[Exercise details] Word for word, restate every line of the listing that follows.

____

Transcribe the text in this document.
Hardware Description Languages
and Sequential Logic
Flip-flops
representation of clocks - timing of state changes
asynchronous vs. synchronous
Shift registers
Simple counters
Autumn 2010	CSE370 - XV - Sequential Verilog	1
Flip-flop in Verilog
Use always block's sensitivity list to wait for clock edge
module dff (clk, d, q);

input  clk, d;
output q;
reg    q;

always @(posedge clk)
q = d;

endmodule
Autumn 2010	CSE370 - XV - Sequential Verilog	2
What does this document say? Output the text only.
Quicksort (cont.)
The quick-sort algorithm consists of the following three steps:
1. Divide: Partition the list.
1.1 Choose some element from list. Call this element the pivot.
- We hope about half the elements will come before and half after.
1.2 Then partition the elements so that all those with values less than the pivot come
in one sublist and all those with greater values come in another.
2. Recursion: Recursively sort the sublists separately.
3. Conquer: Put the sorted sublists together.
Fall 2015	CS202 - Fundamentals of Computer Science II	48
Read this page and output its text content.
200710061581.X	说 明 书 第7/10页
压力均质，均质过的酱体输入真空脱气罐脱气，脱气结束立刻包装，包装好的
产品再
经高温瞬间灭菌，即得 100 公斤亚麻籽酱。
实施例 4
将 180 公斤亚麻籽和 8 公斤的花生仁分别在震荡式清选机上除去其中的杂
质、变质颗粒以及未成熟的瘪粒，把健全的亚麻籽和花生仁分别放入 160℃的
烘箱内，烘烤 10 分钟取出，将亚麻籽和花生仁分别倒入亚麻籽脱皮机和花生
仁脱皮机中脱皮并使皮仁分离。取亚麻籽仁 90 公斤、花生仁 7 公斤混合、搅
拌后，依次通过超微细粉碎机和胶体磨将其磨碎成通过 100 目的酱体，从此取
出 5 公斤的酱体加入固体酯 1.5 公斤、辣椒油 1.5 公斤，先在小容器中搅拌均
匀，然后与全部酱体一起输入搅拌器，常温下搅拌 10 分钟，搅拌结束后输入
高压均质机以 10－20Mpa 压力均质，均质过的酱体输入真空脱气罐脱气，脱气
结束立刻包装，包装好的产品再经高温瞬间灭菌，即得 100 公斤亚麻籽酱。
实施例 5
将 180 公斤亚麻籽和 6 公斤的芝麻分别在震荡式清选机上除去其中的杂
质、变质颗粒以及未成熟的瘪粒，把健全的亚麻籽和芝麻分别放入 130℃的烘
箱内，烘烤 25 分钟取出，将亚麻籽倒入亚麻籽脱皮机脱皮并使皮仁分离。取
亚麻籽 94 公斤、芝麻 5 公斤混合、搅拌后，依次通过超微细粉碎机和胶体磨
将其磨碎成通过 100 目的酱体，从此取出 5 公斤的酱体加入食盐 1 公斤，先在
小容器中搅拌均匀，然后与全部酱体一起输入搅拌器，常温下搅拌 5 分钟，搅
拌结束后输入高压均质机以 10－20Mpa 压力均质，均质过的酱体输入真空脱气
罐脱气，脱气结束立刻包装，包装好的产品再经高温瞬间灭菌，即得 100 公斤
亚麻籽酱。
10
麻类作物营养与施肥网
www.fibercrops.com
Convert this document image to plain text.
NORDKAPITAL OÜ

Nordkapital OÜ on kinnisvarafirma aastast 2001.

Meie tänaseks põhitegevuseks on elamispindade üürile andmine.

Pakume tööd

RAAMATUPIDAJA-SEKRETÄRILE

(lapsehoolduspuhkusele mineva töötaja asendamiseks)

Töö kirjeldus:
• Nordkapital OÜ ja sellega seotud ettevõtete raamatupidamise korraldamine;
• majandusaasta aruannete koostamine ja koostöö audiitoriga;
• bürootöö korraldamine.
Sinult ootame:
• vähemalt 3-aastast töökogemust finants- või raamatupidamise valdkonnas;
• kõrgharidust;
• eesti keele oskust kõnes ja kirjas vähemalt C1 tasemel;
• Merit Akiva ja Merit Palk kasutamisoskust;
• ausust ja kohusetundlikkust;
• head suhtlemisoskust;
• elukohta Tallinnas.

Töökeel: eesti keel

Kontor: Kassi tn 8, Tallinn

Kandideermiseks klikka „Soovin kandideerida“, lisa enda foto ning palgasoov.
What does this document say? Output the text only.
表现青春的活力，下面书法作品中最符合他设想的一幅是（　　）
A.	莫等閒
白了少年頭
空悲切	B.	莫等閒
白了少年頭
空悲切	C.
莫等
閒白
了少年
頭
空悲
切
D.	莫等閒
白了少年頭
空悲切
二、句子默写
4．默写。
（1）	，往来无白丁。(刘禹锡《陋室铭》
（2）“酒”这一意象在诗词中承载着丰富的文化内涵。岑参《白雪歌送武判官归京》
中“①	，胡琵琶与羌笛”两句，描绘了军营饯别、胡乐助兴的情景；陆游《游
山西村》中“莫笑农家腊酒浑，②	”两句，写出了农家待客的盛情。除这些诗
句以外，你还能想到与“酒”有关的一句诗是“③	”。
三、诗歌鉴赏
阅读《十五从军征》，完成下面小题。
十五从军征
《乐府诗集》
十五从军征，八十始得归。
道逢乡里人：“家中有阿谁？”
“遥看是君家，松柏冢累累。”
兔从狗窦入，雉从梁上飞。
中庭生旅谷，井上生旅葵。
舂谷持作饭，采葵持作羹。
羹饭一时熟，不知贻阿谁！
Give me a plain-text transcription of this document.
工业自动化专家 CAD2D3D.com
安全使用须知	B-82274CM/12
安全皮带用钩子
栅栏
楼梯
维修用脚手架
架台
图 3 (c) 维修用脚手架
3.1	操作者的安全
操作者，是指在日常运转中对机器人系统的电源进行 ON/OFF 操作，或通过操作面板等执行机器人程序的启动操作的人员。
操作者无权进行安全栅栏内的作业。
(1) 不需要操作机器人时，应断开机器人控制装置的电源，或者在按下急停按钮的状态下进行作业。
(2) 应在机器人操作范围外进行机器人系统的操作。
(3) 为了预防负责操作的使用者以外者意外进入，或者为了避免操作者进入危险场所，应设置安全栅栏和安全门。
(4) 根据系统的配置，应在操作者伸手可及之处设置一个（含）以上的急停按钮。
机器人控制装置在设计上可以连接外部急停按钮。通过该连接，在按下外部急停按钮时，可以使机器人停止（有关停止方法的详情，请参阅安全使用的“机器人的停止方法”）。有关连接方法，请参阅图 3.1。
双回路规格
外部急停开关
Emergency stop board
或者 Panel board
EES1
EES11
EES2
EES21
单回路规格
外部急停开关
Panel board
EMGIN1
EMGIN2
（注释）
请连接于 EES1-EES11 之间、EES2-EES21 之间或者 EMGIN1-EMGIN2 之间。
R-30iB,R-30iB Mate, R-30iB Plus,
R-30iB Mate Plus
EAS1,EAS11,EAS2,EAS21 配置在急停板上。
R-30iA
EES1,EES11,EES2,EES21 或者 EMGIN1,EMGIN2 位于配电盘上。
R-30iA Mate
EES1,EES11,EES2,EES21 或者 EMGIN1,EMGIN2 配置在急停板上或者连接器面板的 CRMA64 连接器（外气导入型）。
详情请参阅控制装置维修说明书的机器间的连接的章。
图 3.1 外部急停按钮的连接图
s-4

____

[Reply to the exercise]
Transcribe the text in this document.
Hardware Description Languages
and Sequential Logic
Flip-flops
representation of clocks - timing of state changes
asynchronous vs. synchronous
Shift registers
Simple counters
Autumn 2010	CSE370 - XV - Sequential Verilog	1
Flip-flop in Verilog
Use always block's sensitivity list to wait for clock edge
module dff (clk, d, q);

input  clk, d;
output q;
reg    q;

always @(posedge clk)
q = d;

endmodule
Autumn 2010	CSE370 - XV - Sequential Verilog	2
What does this document say? Output the text only.
Quicksort (cont.)
The quick-sort algorithm consists of the following three steps:
1. Divide: Partition the list.
1.1 Choose some element from list. Call this element the pivot.
- We hope about half the elements will come before and half after.
1.2 Then partition the elements so that all those with values less than the pivot come
in one sublist and all those with greater values come in another.
2. Recursion: Recursively sort the sublists separately.
3. Conquer: Put the sorted sublists together.
Fall 2015	CS202 - Fundamentals of Computer Science II	48
Read this page and output its text content.
200710061581.X	说 明 书 第7/10页
压力均质，均质过的酱体输入真空脱气罐脱气，脱气结束立刻包装，包装好的
产品再
经高温瞬间灭菌，即得 100 公斤亚麻籽酱。
实施例 4
将 180 公斤亚麻籽和 8 公斤的花生仁分别在震荡式清选机上除去其中的杂
质、变质颗粒以及未成熟的瘪粒，把健全的亚麻籽和花生仁分别放入 160℃的
烘箱内，烘烤 10 分钟取出，将亚麻籽和花生仁分别倒入亚麻籽脱皮机和花生
仁脱皮机中脱皮并使皮仁分离。取亚麻籽仁 90 公斤、花生仁 7 公斤混合、搅
拌后，依次通过超微细粉碎机和胶体磨将其磨碎成通过 100 目的酱体，从此取
出 5 公斤的酱体加入固体酯 1.5 公斤、辣椒油 1.5 公斤，先在小容器中搅拌均
匀，然后与全部酱体一起输入搅拌器，常温下搅拌 10 分钟，搅拌结束后输入
高压均质机以 10－20Mpa 压力均质，均质过的酱体输入真空脱气罐脱气，脱气
结束立刻包装，包装好的产品再经高温瞬间灭菌，即得 100 公斤亚麻籽酱。
实施例 5
将 180 公斤亚麻籽和 6 公斤的芝麻分别在震荡式清选机上除去其中的杂
质、变质颗粒以及未成熟的瘪粒，把健全的亚麻籽和芝麻分别放入 130℃的烘
箱内，烘烤 25 分钟取出，将亚麻籽倒入亚麻籽脱皮机脱皮并使皮仁分离。取
亚麻籽 94 公斤、芝麻 5 公斤混合、搅拌后，依次通过超微细粉碎机和胶体磨
将其磨碎成通过 100 目的酱体，从此取出 5 公斤的酱体加入食盐 1 公斤，先在
小容器中搅拌均匀，然后与全部酱体一起输入搅拌器，常温下搅拌 5 分钟，搅
拌结束后输入高压均质机以 10－20Mpa 压力均质，均质过的酱体输入真空脱气
罐脱气，脱气结束立刻包装，包装好的产品再经高温瞬间灭菌，即得 100 公斤
亚麻籽酱。
10
麻类作物营养与施肥网
www.fibercrops.com
Convert this document image to plain text.
NORDKAPITAL OÜ

Nordkapital OÜ on kinnisvarafirma aastast 2001.

Meie tänaseks põhitegevuseks on elamispindade üürile andmine.

Pakume tööd

RAAMATUPIDAJA-SEKRETÄRILE

(lapsehoolduspuhkusele mineva töötaja asendamiseks)

Töö kirjeldus:
• Nordkapital OÜ ja sellega seotud ettevõtete raamatupidamise korraldamine;
• majandusaasta aruannete koostamine ja koostöö audiitoriga;
• bürootöö korraldamine.
Sinult ootame:
• vähemalt 3-aastast töökogemust finants- või raamatupidamise valdkonnas;
• kõrgharidust;
• eesti keele oskust kõnes ja kirjas vähemalt C1 tasemel;
• Merit Akiva ja Merit Palk kasutamisoskust;
• ausust ja kohusetundlikkust;
• head suhtlemisoskust;
• elukohta Tallinnas.

Töökeel: eesti keel

Kontor: Kassi tn 8, Tallinn

Kandideermiseks klikka „Soovin kandideerida“, lisa enda foto ning palgasoov.
What does this document say? Output the text only.
表现青春的活力，下面书法作品中最符合他设想的一幅是（　　）
A.	莫等閒
白了少年頭
空悲切	B.	莫等閒
白了少年頭
空悲切	C.
莫等
閒白
了少年
頭
空悲
切
D.	莫等閒
白了少年頭
空悲切
二、句子默写
4．默写。
（1）	，往来无白丁。(刘禹锡《陋室铭》
（2）“酒”这一意象在诗词中承载着丰富的文化内涵。岑参《白雪歌送武判官归京》
中“①	，胡琵琶与羌笛”两句，描绘了军营饯别、胡乐助兴的情景；陆游《游
山西村》中“莫笑农家腊酒浑，②	”两句，写出了农家待客的盛情。除这些诗
句以外，你还能想到与“酒”有关的一句诗是“③	”。
三、诗歌鉴赏
阅读《十五从军征》，完成下面小题。
十五从军征
《乐府诗集》
十五从军征，八十始得归。
道逢乡里人：“家中有阿谁？”
“遥看是君家，松柏冢累累。”
兔从狗窦入，雉从梁上飞。
中庭生旅谷，井上生旅葵。
舂谷持作饭，采葵持作羹。
羹饭一时熟，不知贻阿谁！
Give me a plain-text transcription of this document.
工业自动化专家 CAD2D3D.com
安全使用须知	B-82274CM/12
安全皮带用钩子
栅栏
楼梯
维修用脚手架
架台
图 3 (c) 维修用脚手架
3.1	操作者的安全
操作者，是指在日常运转中对机器人系统的电源进行 ON/OFF 操作，或通过操作面板等执行机器人程序的启动操作的人员。
操作者无权进行安全栅栏内的作业。
(1) 不需要操作机器人时，应断开机器人控制装置的电源，或者在按下急停按钮的状态下进行作业。
(2) 应在机器人操作范围外进行机器人系统的操作。
(3) 为了预防负责操作的使用者以外者意外进入，或者为了避免操作者进入危险场所，应设置安全栅栏和安全门。
(4) 根据系统的配置，应在操作者伸手可及之处设置一个（含）以上的急停按钮。
机器人控制装置在设计上可以连接外部急停按钮。通过该连接，在按下外部急停按钮时，可以使机器人停止（有关停止方法的详情，请参阅安全使用的“机器人的停止方法”）。有关连接方法，请参阅图 3.1。
双回路规格
外部急停开关
Emergency stop board
或者 Panel board
EES1
EES11
EES2
EES21
单回路规格
外部急停开关
Panel board
EMGIN1
EMGIN2
（注释）
请连接于 EES1-EES11 之间、EES2-EES21 之间或者 EMGIN1-EMGIN2 之间。
R-30iB,R-30iB Mate, R-30iB Plus,
R-30iB Mate Plus
EAS1,EAS11,EAS2,EAS21 配置在急停板上。
R-30iA
EES1,EES11,EES2,EES21 或者 EMGIN1,EMGIN2 位于配电盘上。
R-30iA Mate
EES1,EES11,EES2,EES21 或者 EMGIN1,EMGIN2 配置在急停板上或者连接器面板的 CRMA64 连接器（外气导入型）。
详情请参阅控制装置维修说明书的机器间的连接的章。
图 3.1 外部急停按钮的连接图
s-4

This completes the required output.